• Do this
Look through the material below. Copy every line with the string "expressed" in it.

--- Data supplied ---

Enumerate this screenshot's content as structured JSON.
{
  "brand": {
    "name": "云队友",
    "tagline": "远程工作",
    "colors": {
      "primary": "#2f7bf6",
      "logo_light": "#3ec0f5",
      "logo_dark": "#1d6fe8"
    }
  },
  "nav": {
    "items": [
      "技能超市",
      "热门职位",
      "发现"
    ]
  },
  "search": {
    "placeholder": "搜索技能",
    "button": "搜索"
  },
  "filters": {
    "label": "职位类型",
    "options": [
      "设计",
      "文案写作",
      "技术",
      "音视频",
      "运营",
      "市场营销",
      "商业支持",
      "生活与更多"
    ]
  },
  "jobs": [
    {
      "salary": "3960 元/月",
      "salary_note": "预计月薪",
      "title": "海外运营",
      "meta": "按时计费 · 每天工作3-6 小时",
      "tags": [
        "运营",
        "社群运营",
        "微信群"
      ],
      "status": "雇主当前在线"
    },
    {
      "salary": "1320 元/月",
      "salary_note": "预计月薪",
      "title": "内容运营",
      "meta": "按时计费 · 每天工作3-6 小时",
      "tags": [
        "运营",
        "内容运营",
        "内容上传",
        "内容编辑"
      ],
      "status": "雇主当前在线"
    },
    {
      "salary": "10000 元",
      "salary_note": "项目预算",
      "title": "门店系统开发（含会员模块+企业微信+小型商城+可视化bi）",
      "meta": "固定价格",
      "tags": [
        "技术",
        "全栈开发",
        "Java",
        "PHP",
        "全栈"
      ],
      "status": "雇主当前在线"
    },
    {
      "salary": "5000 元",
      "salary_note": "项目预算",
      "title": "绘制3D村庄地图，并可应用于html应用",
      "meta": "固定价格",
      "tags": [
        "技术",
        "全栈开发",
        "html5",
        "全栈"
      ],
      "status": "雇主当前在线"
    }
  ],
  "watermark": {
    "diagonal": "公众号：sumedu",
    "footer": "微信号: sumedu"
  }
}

---
--- Data supplied ---

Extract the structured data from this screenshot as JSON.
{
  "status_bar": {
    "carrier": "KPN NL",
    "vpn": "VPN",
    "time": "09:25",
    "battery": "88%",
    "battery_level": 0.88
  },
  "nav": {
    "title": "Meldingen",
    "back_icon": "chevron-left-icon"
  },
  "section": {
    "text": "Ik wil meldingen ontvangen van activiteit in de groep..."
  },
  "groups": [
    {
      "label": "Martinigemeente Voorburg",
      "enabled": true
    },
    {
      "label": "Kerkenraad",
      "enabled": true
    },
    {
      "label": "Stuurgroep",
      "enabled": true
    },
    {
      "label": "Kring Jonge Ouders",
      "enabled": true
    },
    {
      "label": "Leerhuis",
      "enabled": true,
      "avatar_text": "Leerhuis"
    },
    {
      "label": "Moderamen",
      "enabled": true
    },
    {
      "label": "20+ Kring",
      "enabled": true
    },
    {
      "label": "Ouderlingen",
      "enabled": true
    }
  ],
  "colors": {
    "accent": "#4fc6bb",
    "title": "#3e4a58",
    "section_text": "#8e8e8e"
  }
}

---
--- Data supplied ---

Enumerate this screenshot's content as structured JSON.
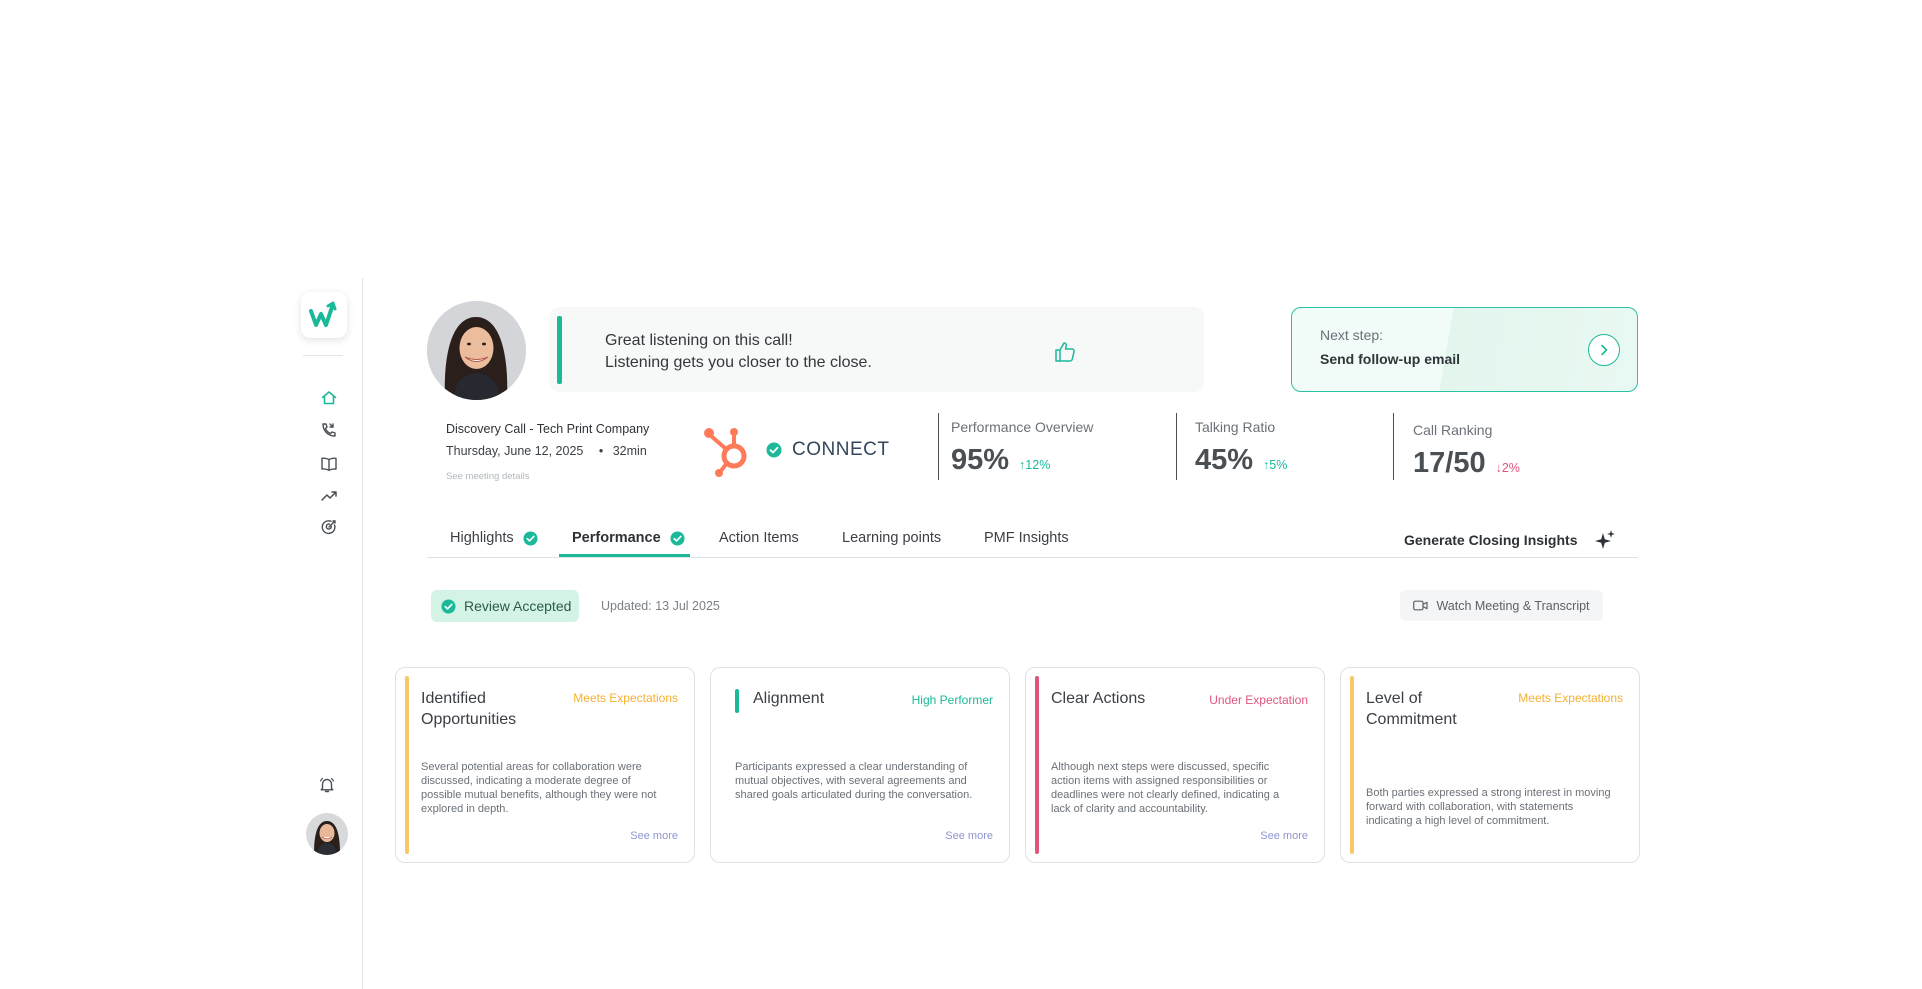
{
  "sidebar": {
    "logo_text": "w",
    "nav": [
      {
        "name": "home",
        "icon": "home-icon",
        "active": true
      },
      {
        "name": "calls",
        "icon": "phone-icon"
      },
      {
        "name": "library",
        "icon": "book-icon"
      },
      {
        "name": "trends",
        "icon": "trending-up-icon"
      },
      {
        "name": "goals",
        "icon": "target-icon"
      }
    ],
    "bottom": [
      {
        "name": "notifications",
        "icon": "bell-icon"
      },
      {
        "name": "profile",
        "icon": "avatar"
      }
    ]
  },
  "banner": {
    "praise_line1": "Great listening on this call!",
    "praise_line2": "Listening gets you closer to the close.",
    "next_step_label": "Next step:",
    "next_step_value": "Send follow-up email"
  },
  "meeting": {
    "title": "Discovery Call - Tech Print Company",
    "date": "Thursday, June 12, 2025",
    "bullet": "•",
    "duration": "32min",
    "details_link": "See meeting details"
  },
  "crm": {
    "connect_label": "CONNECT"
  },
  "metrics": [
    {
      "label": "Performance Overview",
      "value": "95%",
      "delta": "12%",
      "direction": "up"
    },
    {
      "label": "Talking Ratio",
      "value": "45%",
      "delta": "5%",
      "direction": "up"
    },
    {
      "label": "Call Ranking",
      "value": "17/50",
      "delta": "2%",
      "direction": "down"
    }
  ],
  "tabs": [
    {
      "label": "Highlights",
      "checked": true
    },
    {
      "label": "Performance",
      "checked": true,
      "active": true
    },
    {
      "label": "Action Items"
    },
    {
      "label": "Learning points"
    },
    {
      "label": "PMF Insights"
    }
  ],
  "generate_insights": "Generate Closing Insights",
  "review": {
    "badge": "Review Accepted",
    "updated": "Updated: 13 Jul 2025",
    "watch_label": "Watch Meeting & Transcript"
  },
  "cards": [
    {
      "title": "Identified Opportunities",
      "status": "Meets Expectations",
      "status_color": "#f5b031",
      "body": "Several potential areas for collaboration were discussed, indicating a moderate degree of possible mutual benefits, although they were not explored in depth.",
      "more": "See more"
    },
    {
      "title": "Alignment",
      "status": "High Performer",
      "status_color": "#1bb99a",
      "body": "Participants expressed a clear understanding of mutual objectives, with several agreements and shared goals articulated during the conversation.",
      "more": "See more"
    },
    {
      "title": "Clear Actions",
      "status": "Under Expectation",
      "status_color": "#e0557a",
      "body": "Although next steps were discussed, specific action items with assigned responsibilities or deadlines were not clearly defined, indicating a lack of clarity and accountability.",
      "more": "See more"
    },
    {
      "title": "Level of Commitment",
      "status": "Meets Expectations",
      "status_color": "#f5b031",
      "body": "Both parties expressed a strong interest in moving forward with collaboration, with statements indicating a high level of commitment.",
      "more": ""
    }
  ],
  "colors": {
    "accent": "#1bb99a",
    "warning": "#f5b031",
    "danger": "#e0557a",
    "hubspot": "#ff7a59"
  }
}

---

• The completed task
      "body": "Participants expressed a clear understanding of mutual objectives, with several agreements and shared goals articulated during the conversation.",
      "body": "Both parties expressed a strong interest in moving forward with collaboration, with statements indicating a high level of commitment.",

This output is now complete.